____ Entries shown

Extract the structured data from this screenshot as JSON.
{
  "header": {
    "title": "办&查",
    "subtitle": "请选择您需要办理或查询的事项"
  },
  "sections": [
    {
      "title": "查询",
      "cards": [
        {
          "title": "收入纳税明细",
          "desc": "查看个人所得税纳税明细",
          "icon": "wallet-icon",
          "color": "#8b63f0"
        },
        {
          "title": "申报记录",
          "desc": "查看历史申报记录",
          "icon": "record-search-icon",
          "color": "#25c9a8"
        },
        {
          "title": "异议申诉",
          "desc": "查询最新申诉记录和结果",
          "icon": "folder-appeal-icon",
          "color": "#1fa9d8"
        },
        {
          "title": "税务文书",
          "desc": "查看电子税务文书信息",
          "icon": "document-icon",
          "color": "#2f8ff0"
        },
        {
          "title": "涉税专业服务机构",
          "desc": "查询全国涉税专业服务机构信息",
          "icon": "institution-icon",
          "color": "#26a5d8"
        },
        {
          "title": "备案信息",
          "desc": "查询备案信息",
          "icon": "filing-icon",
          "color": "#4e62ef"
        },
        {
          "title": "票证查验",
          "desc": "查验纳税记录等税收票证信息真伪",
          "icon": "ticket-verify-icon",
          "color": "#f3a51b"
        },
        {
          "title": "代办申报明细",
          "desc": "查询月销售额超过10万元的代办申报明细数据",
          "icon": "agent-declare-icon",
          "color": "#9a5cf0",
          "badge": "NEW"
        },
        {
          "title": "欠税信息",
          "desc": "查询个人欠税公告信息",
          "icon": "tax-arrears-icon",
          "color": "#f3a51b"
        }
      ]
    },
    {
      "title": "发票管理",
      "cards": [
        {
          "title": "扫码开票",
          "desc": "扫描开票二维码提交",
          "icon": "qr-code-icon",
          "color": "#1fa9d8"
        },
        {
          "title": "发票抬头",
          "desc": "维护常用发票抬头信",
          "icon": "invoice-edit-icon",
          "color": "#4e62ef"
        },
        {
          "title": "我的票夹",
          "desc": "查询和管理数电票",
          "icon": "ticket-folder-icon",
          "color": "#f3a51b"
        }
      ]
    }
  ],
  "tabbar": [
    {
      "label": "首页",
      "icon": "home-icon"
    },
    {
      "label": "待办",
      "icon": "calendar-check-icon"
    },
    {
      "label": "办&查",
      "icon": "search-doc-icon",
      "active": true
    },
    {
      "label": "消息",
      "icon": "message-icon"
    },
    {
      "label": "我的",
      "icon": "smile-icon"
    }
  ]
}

________

Given instruction
Copy out the lines that hold "desc".

Task response
          "desc": "查看个人所得税纳税明细",
          "desc": "查看历史申报记录",
          "desc": "查询最新申诉记录和结果",
          "desc": "查看电子税务文书信息",
          "desc": "查询全国涉税专业服务机构信息",
          "desc": "查询备案信息",
          "desc": "查验纳税记录等税收票证信息真伪",
          "desc": "查询月销售额超过10万元的代办申报明细数据",
          "desc": "查询个人欠税公告信息",
          "desc": "扫描开票二维码提交",
          "desc": "维护常用发票抬头信",
          "desc": "查询和管理数电票",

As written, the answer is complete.